- Directions for this task -
Would you repeat the listing exactly but omit every picture?

- Recorded data -
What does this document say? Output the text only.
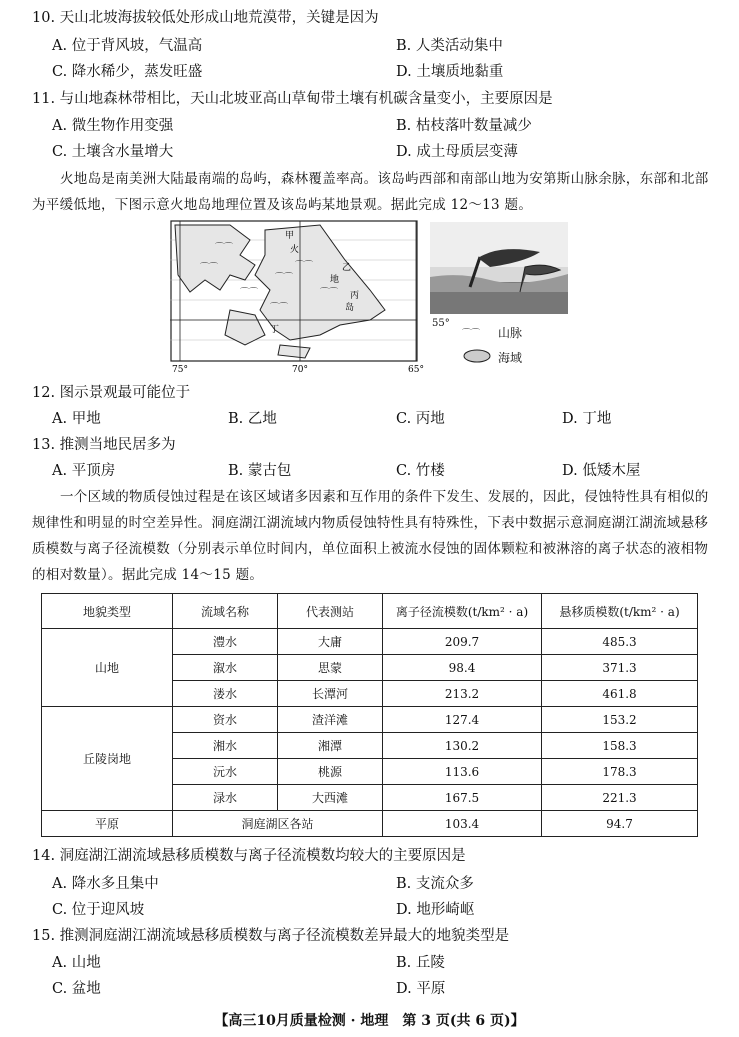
10. 天山北坡海拔较低处形成山地荒漠带，关键是因为
A. 位于背风坡，气温高	B. 人类活动集中
C. 降水稀少，蒸发旺盛	D. 土壤质地黏重
11. 与山地森林带相比，天山北坡亚高山草甸带土壤有机碳含量变小，主要原因是
A. 微生物作用变强	B. 枯枝落叶数量减少
C. 土壤含水量增大	D. 成土母质层变薄
火地岛是南美洲大陆最南端的岛屿，森林覆盖率高。该岛屿西部和南部山地为安第斯山脉余脉，东部和北部为平缓低地，下图示意火地岛地理位置及该岛屿某地景观。据此完成 12～13 题。
⌒⌒
⌒⌒
⌒⌒
⌒⌒
⌒⌒
⌒⌒
⌒⌒
甲
火
乙
地
丙
岛
丁
75°	70°	65°
55°
⌒⌒ 山脉
海域
12. 图示景观最可能位于
A. 甲地	B. 乙地	C. 丙地	D. 丁地
13. 推测当地民居多为
A. 平顶房	B. 蒙古包	C. 竹楼	D. 低矮木屋
一个区域的物质侵蚀过程是在该区域诸多因素和互作用的条件下发生、发展的，因此，侵蚀特性具有相似的规律性和明显的时空差异性。洞庭湖江湖流域内物质侵蚀特性具有特殊性，下表中数据示意洞庭湖江湖流域悬移质模数与离子径流模数（分别表示单位时间内，单位面积上被流水侵蚀的固体颗粒和被淋溶的离子状态的液相物的相对数量）。据此完成 14～15 题。
地貌类型	流域名称	代表测站	离子径流模数(t/km² · a)	悬移质模数(t/km² · a)
山地	澧水	大庸	209.7	485.3
	溆水	思蒙	98.4	371.3
	溇水	长潭河	213.2	461.8
丘陵岗地	资水	渣洋滩	127.4	153.2
	湘水	湘潭	130.2	158.3
	沅水	桃源	113.6	178.3
	渌水	大西滩	167.5	221.3
平原	洞庭湖区各站		103.4	94.7
14. 洞庭湖江湖流域悬移质模数与离子径流模数均较大的主要原因是
A. 降水多且集中	B. 支流众多
C. 位于迎风坡	D. 地形崎岖
15. 推测洞庭湖江湖流域悬移质模数与离子径流模数差异最大的地貌类型是
A. 山地	B. 丘陵
C. 盆地	D. 平原
【高三10月质量检测 · 地理　第 3 页(共 6 页)】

- Task output -
What does this document say? Output the text only.
10. 天山北坡海拔较低处形成山地荒漠带，关键是因为
A. 位于背风坡，气温高	B. 人类活动集中
C. 降水稀少，蒸发旺盛	D. 土壤质地黏重
11. 与山地森林带相比，天山北坡亚高山草甸带土壤有机碳含量变小，主要原因是
A. 微生物作用变强	B. 枯枝落叶数量减少
C. 土壤含水量增大	D. 成土母质层变薄
火地岛是南美洲大陆最南端的岛屿，森林覆盖率高。该岛屿西部和南部山地为安第斯山脉余脉，东部和北部为平缓低地，下图示意火地岛地理位置及该岛屿某地景观。据此完成 12～13 题。
⌒⌒
⌒⌒
⌒⌒
⌒⌒
⌒⌒
⌒⌒
⌒⌒
甲
火
乙
地
丙
岛
丁
75°	70°	65°
55°
⌒⌒ 山脉
海域
12. 图示景观最可能位于
A. 甲地	B. 乙地	C. 丙地	D. 丁地
13. 推测当地民居多为
A. 平顶房	B. 蒙古包	C. 竹楼	D. 低矮木屋
一个区域的物质侵蚀过程是在该区域诸多因素和互作用的条件下发生、发展的，因此，侵蚀特性具有相似的规律性和明显的时空差异性。洞庭湖江湖流域内物质侵蚀特性具有特殊性，下表中数据示意洞庭湖江湖流域悬移质模数与离子径流模数（分别表示单位时间内，单位面积上被流水侵蚀的固体颗粒和被淋溶的离子状态的液相物的相对数量）。据此完成 14～15 题。
地貌类型	流域名称	代表测站	离子径流模数(t/km² · a)	悬移质模数(t/km² · a)
山地	澧水	大庸	209.7	485.3
	溆水	思蒙	98.4	371.3
	溇水	长潭河	213.2	461.8
丘陵岗地	资水	渣洋滩	127.4	153.2
	湘水	湘潭	130.2	158.3
	沅水	桃源	113.6	178.3
	渌水	大西滩	167.5	221.3
平原	洞庭湖区各站		103.4	94.7
14. 洞庭湖江湖流域悬移质模数与离子径流模数均较大的主要原因是
A. 降水多且集中	B. 支流众多
C. 位于迎风坡	D. 地形崎岖
15. 推测洞庭湖江湖流域悬移质模数与离子径流模数差异最大的地貌类型是
A. 山地	B. 丘陵
C. 盆地	D. 平原
【高三10月质量检测 · 地理　第 3 页(共 6 页)】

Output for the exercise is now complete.